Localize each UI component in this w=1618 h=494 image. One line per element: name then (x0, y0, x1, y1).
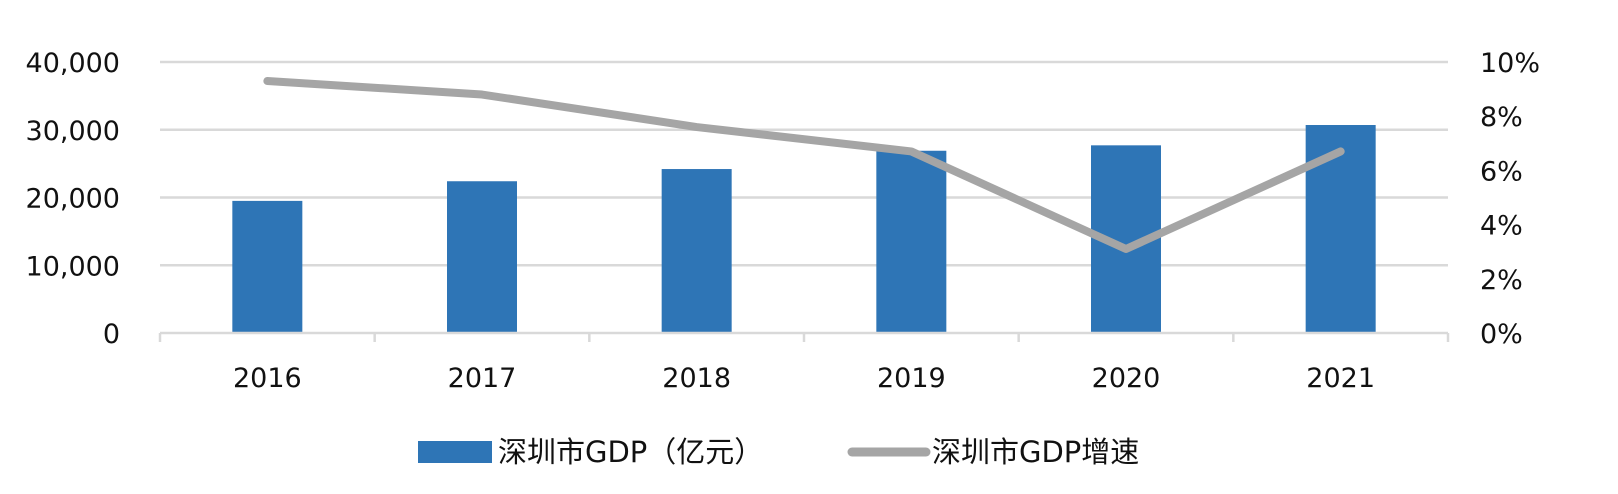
x-tick-label: 2017 (448, 363, 517, 394)
y-right-tick-label: 4% (1480, 211, 1523, 242)
line-point-2020 (1125, 247, 1127, 250)
line-point-2021 (1339, 150, 1342, 153)
legend-swatch-bar (418, 441, 492, 463)
x-axis: 2016 2017 2018 2019 2020 2021 (158, 331, 1450, 394)
y-left-tick-label: 40,000 (26, 48, 120, 79)
y-left-tick-label: 30,000 (26, 116, 120, 147)
y-right-tick-label: 2% (1480, 265, 1523, 296)
y-right-tick-label: 0% (1480, 319, 1523, 350)
bar-series (232, 125, 1376, 333)
x-tick-label: 2020 (1092, 363, 1161, 394)
line-point-2016 (266, 79, 269, 82)
y-left-tick-label: 20,000 (26, 184, 120, 215)
legend: 深圳市GDP（亿元） 深圳市GDP增速 (418, 435, 1139, 469)
line-series (263, 76, 1345, 253)
bar-2018 (661, 169, 732, 333)
y-right-tick-label: 10% (1480, 48, 1540, 79)
x-tick-label: 2016 (233, 363, 302, 394)
bar-2019 (876, 150, 947, 333)
line-point-2017 (481, 93, 483, 96)
y-left-tick-label: 10,000 (26, 251, 120, 282)
x-tick-label: 2018 (662, 363, 731, 394)
legend-label-bar: 深圳市GDP（亿元） (498, 435, 763, 469)
growth-line (263, 76, 1345, 253)
line-point-2019 (910, 150, 913, 153)
y-axis-left: 0 10,000 20,000 30,000 40,000 (26, 48, 120, 350)
x-tick-label: 2019 (877, 363, 946, 394)
legend-label-line: 深圳市GDP增速 (932, 435, 1139, 469)
x-tick-label: 2021 (1306, 363, 1375, 394)
bar-2016 (232, 200, 303, 333)
y-axis-right: 0% 2% 4% 6% 8% 10% (1480, 48, 1540, 350)
bar-2021 (1305, 125, 1376, 333)
gridlines (160, 60, 1448, 267)
y-right-tick-label: 6% (1480, 156, 1523, 187)
bar-2017 (447, 181, 517, 333)
line-point-2018 (695, 126, 698, 129)
y-left-tick-label: 0 (103, 319, 120, 350)
y-right-tick-label: 8% (1480, 102, 1523, 133)
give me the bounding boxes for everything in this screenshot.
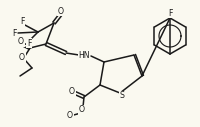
Text: O: O xyxy=(18,37,24,46)
Text: HN: HN xyxy=(78,52,89,60)
Text: O: O xyxy=(58,6,64,15)
Text: O: O xyxy=(79,106,85,115)
Text: O: O xyxy=(67,112,73,121)
Text: S: S xyxy=(119,91,124,100)
Text: F: F xyxy=(12,29,16,38)
Text: F: F xyxy=(20,17,24,26)
Text: F: F xyxy=(27,38,31,47)
Text: F: F xyxy=(167,9,171,18)
Text: O: O xyxy=(69,86,75,96)
Text: O: O xyxy=(19,53,25,62)
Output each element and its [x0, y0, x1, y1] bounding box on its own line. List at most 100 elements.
= = = =
* **The problem**: Reproduce the text of all the entries above verbatim, line by line, leaving out the pictures.

* **Response for this exercise**:
Localize each UI component in this w=1618 h=494 image. One line per element: name then (x0, y0, x1, y1).
x-tick-label: 2017 (448, 363, 517, 394)
y-right-tick-label: 4% (1480, 211, 1523, 242)
line-point-2020 (1125, 247, 1127, 250)
line-point-2021 (1339, 150, 1342, 153)
legend-swatch-bar (418, 441, 492, 463)
x-axis: 2016 2017 2018 2019 2020 2021 (158, 331, 1450, 394)
y-left-tick-label: 40,000 (26, 48, 120, 79)
y-left-tick-label: 30,000 (26, 116, 120, 147)
y-right-tick-label: 2% (1480, 265, 1523, 296)
y-right-tick-label: 0% (1480, 319, 1523, 350)
bar-series (232, 125, 1376, 333)
x-tick-label: 2020 (1092, 363, 1161, 394)
line-point-2016 (266, 79, 269, 82)
y-left-tick-label: 20,000 (26, 184, 120, 215)
legend: 深圳市GDP（亿元） 深圳市GDP增速 (418, 435, 1139, 469)
line-series (263, 76, 1345, 253)
bar-2018 (661, 169, 732, 333)
y-right-tick-label: 10% (1480, 48, 1540, 79)
x-tick-label: 2016 (233, 363, 302, 394)
bar-2019 (876, 150, 947, 333)
line-point-2017 (481, 93, 483, 96)
y-left-tick-label: 10,000 (26, 251, 120, 282)
x-tick-label: 2018 (662, 363, 731, 394)
legend-label-bar: 深圳市GDP（亿元） (498, 435, 763, 469)
growth-line (263, 76, 1345, 253)
line-point-2019 (910, 150, 913, 153)
y-axis-left: 0 10,000 20,000 30,000 40,000 (26, 48, 120, 350)
x-tick-label: 2019 (877, 363, 946, 394)
legend-label-line: 深圳市GDP增速 (932, 435, 1139, 469)
x-tick-label: 2021 (1306, 363, 1375, 394)
bar-2016 (232, 200, 303, 333)
y-axis-right: 0% 2% 4% 6% 8% 10% (1480, 48, 1540, 350)
bar-2021 (1305, 125, 1376, 333)
gridlines (160, 60, 1448, 267)
y-right-tick-label: 6% (1480, 156, 1523, 187)
bar-2017 (447, 181, 517, 333)
line-point-2018 (695, 126, 698, 129)
y-left-tick-label: 0 (103, 319, 120, 350)
y-right-tick-label: 8% (1480, 102, 1523, 133)
give me the bounding boxes for everything in this screenshot.
Text: O: O xyxy=(18,37,24,46)
Text: HN: HN xyxy=(78,52,89,60)
Text: O: O xyxy=(58,6,64,15)
Text: O: O xyxy=(79,106,85,115)
Text: O: O xyxy=(67,112,73,121)
Text: S: S xyxy=(119,91,124,100)
Text: F: F xyxy=(12,29,16,38)
Text: F: F xyxy=(20,17,24,26)
Text: F: F xyxy=(27,38,31,47)
Text: F: F xyxy=(167,9,171,18)
Text: O: O xyxy=(69,86,75,96)
Text: O: O xyxy=(19,53,25,62)
Output each element and its [x0, y0, x1, y1] bounding box on its own line. List at most 100 elements.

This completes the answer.